* Input records *
"""

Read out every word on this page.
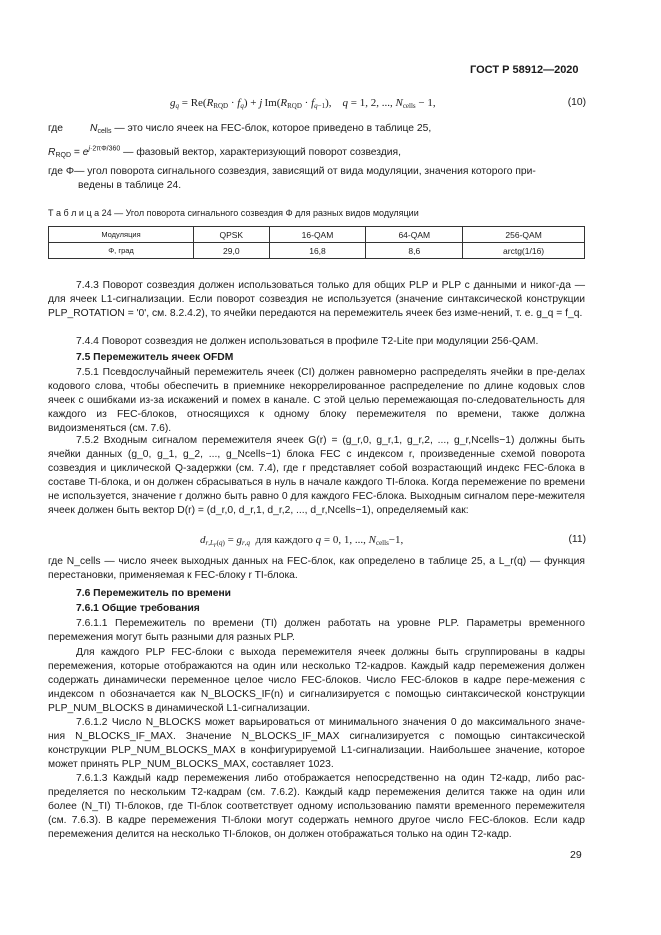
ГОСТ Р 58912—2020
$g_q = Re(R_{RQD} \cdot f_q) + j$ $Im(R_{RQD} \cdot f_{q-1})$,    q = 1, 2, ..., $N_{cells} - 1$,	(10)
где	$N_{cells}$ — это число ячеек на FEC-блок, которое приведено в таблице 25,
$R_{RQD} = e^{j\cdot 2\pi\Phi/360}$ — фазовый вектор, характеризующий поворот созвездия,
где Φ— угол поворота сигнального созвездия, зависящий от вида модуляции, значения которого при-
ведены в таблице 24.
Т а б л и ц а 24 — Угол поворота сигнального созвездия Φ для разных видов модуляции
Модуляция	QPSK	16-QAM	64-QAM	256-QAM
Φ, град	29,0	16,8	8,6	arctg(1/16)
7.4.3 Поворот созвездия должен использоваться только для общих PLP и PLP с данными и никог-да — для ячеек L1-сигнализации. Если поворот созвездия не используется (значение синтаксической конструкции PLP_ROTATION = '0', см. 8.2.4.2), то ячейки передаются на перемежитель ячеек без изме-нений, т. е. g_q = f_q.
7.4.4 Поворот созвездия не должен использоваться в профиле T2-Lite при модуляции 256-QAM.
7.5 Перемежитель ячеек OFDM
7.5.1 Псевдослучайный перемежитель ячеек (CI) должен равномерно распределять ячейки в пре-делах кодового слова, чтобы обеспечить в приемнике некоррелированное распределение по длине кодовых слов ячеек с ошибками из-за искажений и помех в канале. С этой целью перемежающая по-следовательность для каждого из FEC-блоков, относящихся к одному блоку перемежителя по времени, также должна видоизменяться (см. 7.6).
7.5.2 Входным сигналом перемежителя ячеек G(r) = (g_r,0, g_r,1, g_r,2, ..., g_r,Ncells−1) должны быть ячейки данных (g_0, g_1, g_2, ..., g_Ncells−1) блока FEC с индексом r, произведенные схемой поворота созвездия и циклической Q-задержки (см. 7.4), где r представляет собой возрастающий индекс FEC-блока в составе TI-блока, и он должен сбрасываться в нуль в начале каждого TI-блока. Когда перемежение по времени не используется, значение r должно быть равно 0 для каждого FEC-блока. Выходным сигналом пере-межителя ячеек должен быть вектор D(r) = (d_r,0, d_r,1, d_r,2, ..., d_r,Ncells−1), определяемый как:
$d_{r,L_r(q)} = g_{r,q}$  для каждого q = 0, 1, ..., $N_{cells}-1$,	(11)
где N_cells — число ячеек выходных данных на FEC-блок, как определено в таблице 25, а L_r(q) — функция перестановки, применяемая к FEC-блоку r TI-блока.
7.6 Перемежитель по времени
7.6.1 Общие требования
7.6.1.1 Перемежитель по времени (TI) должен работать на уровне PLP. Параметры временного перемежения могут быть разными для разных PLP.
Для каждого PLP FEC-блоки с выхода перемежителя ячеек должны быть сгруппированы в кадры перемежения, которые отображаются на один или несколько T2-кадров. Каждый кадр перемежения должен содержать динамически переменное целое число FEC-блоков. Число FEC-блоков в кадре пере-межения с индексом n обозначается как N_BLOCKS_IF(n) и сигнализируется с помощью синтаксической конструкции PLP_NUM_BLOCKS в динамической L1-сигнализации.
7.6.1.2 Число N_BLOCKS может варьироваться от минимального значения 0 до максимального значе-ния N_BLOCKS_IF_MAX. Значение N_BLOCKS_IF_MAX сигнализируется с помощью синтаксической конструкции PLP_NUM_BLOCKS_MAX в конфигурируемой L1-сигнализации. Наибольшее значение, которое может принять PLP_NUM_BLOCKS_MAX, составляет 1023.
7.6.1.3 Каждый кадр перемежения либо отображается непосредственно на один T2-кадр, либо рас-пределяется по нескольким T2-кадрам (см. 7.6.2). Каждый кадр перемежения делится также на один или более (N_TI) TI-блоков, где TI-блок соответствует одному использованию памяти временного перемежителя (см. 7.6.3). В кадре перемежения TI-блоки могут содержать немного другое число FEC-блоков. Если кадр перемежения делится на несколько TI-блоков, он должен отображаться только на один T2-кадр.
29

"""
"""

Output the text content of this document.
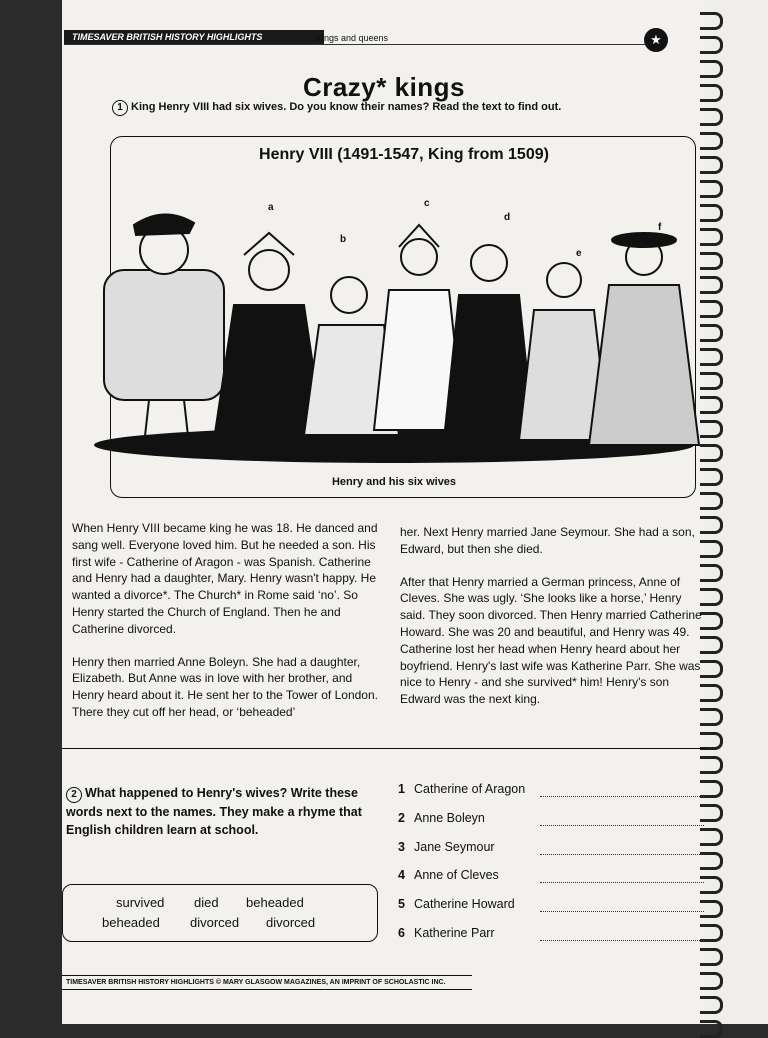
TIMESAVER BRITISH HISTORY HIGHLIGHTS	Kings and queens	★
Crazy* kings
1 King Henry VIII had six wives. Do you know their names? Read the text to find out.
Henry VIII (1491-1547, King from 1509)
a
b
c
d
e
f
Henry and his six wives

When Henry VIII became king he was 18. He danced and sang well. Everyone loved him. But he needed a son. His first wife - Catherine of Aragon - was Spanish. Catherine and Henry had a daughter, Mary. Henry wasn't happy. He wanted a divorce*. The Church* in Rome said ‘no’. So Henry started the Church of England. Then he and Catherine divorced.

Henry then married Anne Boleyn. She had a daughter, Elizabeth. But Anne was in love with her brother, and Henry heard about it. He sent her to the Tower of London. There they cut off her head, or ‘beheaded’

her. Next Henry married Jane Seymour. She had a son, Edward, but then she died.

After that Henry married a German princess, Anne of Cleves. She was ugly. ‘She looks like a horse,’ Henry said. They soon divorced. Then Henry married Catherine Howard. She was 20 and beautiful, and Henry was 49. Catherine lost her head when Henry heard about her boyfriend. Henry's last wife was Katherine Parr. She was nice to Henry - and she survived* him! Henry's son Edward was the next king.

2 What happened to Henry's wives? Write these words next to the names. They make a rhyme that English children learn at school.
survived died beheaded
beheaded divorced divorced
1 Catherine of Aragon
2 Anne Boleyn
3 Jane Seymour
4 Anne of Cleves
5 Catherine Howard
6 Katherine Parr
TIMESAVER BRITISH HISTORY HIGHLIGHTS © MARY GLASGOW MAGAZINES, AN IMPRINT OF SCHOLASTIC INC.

"""

* Exercise task *
Give the number of lines in the data that contain "Jane", with no other words.

* Result of the task *
2